━━━━━ Dataset extract ━━━━━

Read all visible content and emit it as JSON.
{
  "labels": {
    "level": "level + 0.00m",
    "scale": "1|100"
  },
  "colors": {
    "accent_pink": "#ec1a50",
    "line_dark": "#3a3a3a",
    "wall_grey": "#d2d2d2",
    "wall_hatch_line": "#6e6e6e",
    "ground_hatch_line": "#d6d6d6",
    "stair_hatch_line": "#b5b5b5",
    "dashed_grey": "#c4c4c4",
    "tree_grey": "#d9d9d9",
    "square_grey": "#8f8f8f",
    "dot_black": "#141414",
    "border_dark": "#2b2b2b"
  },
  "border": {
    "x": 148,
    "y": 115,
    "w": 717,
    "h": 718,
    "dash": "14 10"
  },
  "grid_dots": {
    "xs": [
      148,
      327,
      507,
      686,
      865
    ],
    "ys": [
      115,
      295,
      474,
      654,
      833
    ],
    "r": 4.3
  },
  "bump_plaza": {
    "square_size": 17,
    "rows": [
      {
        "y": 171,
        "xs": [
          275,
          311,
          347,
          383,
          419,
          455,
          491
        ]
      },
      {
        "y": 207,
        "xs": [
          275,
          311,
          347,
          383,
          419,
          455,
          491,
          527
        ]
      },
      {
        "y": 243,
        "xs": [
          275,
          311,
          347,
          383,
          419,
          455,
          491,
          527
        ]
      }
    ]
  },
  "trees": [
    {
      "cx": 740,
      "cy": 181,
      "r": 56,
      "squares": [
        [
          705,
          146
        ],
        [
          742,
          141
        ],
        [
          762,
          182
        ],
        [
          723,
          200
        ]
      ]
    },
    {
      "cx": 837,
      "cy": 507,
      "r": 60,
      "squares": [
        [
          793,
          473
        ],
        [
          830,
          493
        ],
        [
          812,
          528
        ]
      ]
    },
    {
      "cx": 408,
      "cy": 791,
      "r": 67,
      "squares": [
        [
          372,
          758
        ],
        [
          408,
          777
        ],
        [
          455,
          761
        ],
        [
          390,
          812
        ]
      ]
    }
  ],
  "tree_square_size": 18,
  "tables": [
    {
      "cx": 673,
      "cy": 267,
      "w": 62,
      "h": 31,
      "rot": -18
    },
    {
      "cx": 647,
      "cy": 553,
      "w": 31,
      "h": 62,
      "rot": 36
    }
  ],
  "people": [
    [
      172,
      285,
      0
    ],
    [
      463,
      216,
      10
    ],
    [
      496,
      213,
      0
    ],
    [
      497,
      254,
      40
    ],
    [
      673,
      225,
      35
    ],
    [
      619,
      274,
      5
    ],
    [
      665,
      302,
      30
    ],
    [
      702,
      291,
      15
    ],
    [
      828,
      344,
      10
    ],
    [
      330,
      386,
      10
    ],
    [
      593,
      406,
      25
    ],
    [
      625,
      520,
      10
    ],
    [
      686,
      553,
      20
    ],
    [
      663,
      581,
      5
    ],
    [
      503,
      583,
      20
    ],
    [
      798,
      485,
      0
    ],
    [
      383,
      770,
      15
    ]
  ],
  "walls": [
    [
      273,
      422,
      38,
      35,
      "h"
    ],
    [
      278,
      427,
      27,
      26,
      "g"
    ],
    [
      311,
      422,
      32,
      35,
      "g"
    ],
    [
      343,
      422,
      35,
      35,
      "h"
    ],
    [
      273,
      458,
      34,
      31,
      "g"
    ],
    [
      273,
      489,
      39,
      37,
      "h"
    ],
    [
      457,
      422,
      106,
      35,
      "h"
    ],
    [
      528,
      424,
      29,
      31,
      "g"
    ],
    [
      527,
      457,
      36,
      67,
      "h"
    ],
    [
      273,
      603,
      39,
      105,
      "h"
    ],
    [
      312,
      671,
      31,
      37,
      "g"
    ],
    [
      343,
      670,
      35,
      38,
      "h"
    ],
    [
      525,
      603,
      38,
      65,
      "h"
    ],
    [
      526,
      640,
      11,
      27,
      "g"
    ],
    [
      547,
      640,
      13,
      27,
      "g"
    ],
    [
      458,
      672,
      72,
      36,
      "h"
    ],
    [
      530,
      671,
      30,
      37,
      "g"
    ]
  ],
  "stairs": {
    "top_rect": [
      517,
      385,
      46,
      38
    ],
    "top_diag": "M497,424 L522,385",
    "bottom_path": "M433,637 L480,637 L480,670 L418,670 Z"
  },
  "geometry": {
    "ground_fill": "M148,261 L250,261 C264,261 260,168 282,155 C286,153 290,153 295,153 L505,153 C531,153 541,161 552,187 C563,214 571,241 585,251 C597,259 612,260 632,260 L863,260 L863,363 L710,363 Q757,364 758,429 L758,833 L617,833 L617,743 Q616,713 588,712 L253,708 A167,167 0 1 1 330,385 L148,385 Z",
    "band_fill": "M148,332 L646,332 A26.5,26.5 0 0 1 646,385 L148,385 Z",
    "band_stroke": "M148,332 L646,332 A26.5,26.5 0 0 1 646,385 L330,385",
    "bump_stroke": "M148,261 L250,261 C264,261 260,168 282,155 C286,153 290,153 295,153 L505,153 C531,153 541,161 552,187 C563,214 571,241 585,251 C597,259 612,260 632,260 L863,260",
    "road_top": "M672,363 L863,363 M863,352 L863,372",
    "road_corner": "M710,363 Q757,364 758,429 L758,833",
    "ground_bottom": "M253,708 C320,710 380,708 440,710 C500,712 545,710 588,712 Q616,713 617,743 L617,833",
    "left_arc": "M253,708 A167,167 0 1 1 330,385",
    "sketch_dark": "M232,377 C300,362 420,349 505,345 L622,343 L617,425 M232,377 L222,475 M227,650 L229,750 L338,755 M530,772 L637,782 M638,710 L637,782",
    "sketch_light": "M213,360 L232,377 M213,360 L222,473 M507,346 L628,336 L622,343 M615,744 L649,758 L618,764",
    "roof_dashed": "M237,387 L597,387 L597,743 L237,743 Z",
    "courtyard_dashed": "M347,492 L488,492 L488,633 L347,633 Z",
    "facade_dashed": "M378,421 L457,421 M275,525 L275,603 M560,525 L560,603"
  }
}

━━━━━

What you will do:
Repeat every line of the material exactly as given.

Problem solution:
Read all visible content and emit it as JSON.
{
  "labels": {
    "level": "level + 0.00m",
    "scale": "1|100"
  },
  "colors": {
    "accent_pink": "#ec1a50",
    "line_dark": "#3a3a3a",
    "wall_grey": "#d2d2d2",
    "wall_hatch_line": "#6e6e6e",
    "ground_hatch_line": "#d6d6d6",
    "stair_hatch_line": "#b5b5b5",
    "dashed_grey": "#c4c4c4",
    "tree_grey": "#d9d9d9",
    "square_grey": "#8f8f8f",
    "dot_black": "#141414",
    "border_dark": "#2b2b2b"
  },
  "border": {
    "x": 148,
    "y": 115,
    "w": 717,
    "h": 718,
    "dash": "14 10"
  },
  "grid_dots": {
    "xs": [
      148,
      327,
      507,
      686,
      865
    ],
    "ys": [
      115,
      295,
      474,
      654,
      833
    ],
    "r": 4.3
  },
  "bump_plaza": {
    "square_size": 17,
    "rows": [
      {
        "y": 171,
        "xs": [
          275,
          311,
          347,
          383,
          419,
          455,
          491
        ]
      },
      {
        "y": 207,
        "xs": [
          275,
          311,
          347,
          383,
          419,
          455,
          491,
          527
        ]
      },
      {
        "y": 243,
        "xs": [
          275,
          311,
          347,
          383,
          419,
          455,
          491,
          527
        ]
      }
    ]
  },
  "trees": [
    {
      "cx": 740,
      "cy": 181,
      "r": 56,
      "squares": [
        [
          705,
          146
        ],
        [
          742,
          141
        ],
        [
          762,
          182
        ],
        [
          723,
          200
        ]
      ]
    },
    {
      "cx": 837,
      "cy": 507,
      "r": 60,
      "squares": [
        [
          793,
          473
        ],
        [
          830,
          493
        ],
        [
          812,
          528
        ]
      ]
    },
    {
      "cx": 408,
      "cy": 791,
      "r": 67,
      "squares": [
        [
          372,
          758
        ],
        [
          408,
          777
        ],
        [
          455,
          761
        ],
        [
          390,
          812
        ]
      ]
    }
  ],
  "tree_square_size": 18,
  "tables": [
    {
      "cx": 673,
      "cy": 267,
      "w": 62,
      "h": 31,
      "rot": -18
    },
    {
      "cx": 647,
      "cy": 553,
      "w": 31,
      "h": 62,
      "rot": 36
    }
  ],
  "people": [
    [
      172,
      285,
      0
    ],
    [
      463,
      216,
      10
    ],
    [
      496,
      213,
      0
    ],
    [
      497,
      254,
      40
    ],
    [
      673,
      225,
      35
    ],
    [
      619,
      274,
      5
    ],
    [
      665,
      302,
      30
    ],
    [
      702,
      291,
      15
    ],
    [
      828,
      344,
      10
    ],
    [
      330,
      386,
      10
    ],
    [
      593,
      406,
      25
    ],
    [
      625,
      520,
      10
    ],
    [
      686,
      553,
      20
    ],
    [
      663,
      581,
      5
    ],
    [
      503,
      583,
      20
    ],
    [
      798,
      485,
      0
    ],
    [
      383,
      770,
      15
    ]
  ],
  "walls": [
    [
      273,
      422,
      38,
      35,
      "h"
    ],
    [
      278,
      427,
      27,
      26,
      "g"
    ],
    [
      311,
      422,
      32,
      35,
      "g"
    ],
    [
      343,
      422,
      35,
      35,
      "h"
    ],
    [
      273,
      458,
      34,
      31,
      "g"
    ],
    [
      273,
      489,
      39,
      37,
      "h"
    ],
    [
      457,
      422,
      106,
      35,
      "h"
    ],
    [
      528,
      424,
      29,
      31,
      "g"
    ],
    [
      527,
      457,
      36,
      67,
      "h"
    ],
    [
      273,
      603,
      39,
      105,
      "h"
    ],
    [
      312,
      671,
      31,
      37,
      "g"
    ],
    [
      343,
      670,
      35,
      38,
      "h"
    ],
    [
      525,
      603,
      38,
      65,
      "h"
    ],
    [
      526,
      640,
      11,
      27,
      "g"
    ],
    [
      547,
      640,
      13,
      27,
      "g"
    ],
    [
      458,
      672,
      72,
      36,
      "h"
    ],
    [
      530,
      671,
      30,
      37,
      "g"
    ]
  ],
  "stairs": {
    "top_rect": [
      517,
      385,
      46,
      38
    ],
    "top_diag": "M497,424 L522,385",
    "bottom_path": "M433,637 L480,637 L480,670 L418,670 Z"
  },
  "geometry": {
    "ground_fill": "M148,261 L250,261 C264,261 260,168 282,155 C286,153 290,153 295,153 L505,153 C531,153 541,161 552,187 C563,214 571,241 585,251 C597,259 612,260 632,260 L863,260 L863,363 L710,363 Q757,364 758,429 L758,833 L617,833 L617,743 Q616,713 588,712 L253,708 A167,167 0 1 1 330,385 L148,385 Z",
    "band_fill": "M148,332 L646,332 A26.5,26.5 0 0 1 646,385 L148,385 Z",
    "band_stroke": "M148,332 L646,332 A26.5,26.5 0 0 1 646,385 L330,385",
    "bump_stroke": "M148,261 L250,261 C264,261 260,168 282,155 C286,153 290,153 295,153 L505,153 C531,153 541,161 552,187 C563,214 571,241 585,251 C597,259 612,260 632,260 L863,260",
    "road_top": "M672,363 L863,363 M863,352 L863,372",
    "road_corner": "M710,363 Q757,364 758,429 L758,833",
    "ground_bottom": "M253,708 C320,710 380,708 440,710 C500,712 545,710 588,712 Q616,713 617,743 L617,833",
    "left_arc": "M253,708 A167,167 0 1 1 330,385",
    "sketch_dark": "M232,377 C300,362 420,349 505,345 L622,343 L617,425 M232,377 L222,475 M227,650 L229,750 L338,755 M530,772 L637,782 M638,710 L637,782",
    "sketch_light": "M213,360 L232,377 M213,360 L222,473 M507,346 L628,336 L622,343 M615,744 L649,758 L618,764",
    "roof_dashed": "M237,387 L597,387 L597,743 L237,743 Z",
    "courtyard_dashed": "M347,492 L488,492 L488,633 L347,633 Z",
    "facade_dashed": "M378,421 L457,421 M275,525 L275,603 M560,525 L560,603"
  }
}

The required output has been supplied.